═══ RECORD EXCERPTS

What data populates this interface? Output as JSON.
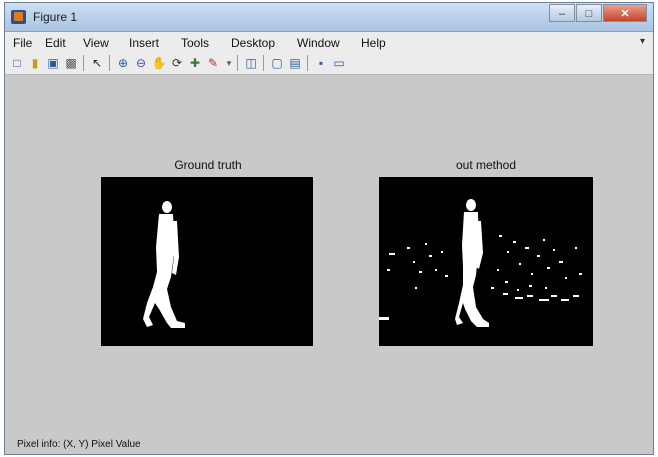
{
  "window": {
    "title": "Figure 1"
  },
  "menu": [
    "File",
    "Edit",
    "View",
    "Insert",
    "Tools",
    "Desktop",
    "Window",
    "Help"
  ],
  "toolbar_icons": [
    "new-figure-icon",
    "open-file-icon",
    "save-icon",
    "print-icon",
    "pointer-icon",
    "zoom-in-icon",
    "zoom-out-icon",
    "pan-icon",
    "rotate-3d-icon",
    "data-cursor-icon",
    "brush-icon",
    "link-plot-icon",
    "colorbar-icon",
    "legend-icon",
    "hide-plot-tools-icon",
    "show-plot-tools-icon"
  ],
  "plots": [
    {
      "title": "Ground truth",
      "image": "binary-silhouette-clean"
    },
    {
      "title": "out method",
      "image": "binary-silhouette-noisy"
    }
  ],
  "status": {
    "text": "Pixel info: (X, Y)  Pixel Value"
  },
  "colors": {
    "figure_bg": "#c9c9c9",
    "axes_bg": "#000000",
    "foreground": "#ffffff"
  }
}
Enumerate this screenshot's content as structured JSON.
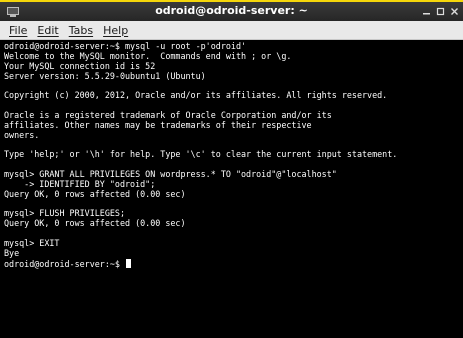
{
  "window": {
    "title": "odroid@odroid-server: ~",
    "accent_color": "#f5d60a"
  },
  "menu": {
    "items": [
      "File",
      "Edit",
      "Tabs",
      "Help"
    ]
  },
  "terminal": {
    "lines": [
      "odroid@odroid-server:~$ mysql -u root -p'odroid'",
      "Welcome to the MySQL monitor.  Commands end with ; or \\g.",
      "Your MySQL connection id is 52",
      "Server version: 5.5.29-0ubuntu1 (Ubuntu)",
      "",
      "Copyright (c) 2000, 2012, Oracle and/or its affiliates. All rights reserved.",
      "",
      "Oracle is a registered trademark of Oracle Corporation and/or its",
      "affiliates. Other names may be trademarks of their respective",
      "owners.",
      "",
      "Type 'help;' or '\\h' for help. Type '\\c' to clear the current input statement.",
      "",
      "mysql> GRANT ALL PRIVILEGES ON wordpress.* TO \"odroid\"@\"localhost\"",
      "    -> IDENTIFIED BY \"odroid\";",
      "Query OK, 0 rows affected (0.00 sec)",
      "",
      "mysql> FLUSH PRIVILEGES;",
      "Query OK, 0 rows affected (0.00 sec)",
      "",
      "mysql> EXIT",
      "Bye"
    ],
    "prompt": "odroid@odroid-server:~$ "
  }
}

══════

**REQUEST:**
Find the word "data" in the entries, and copy every line it shows up in.

**RESPONSE TO THE TASK:**
What data populates this interface? Output as JSON.
    "data-cursor-icon",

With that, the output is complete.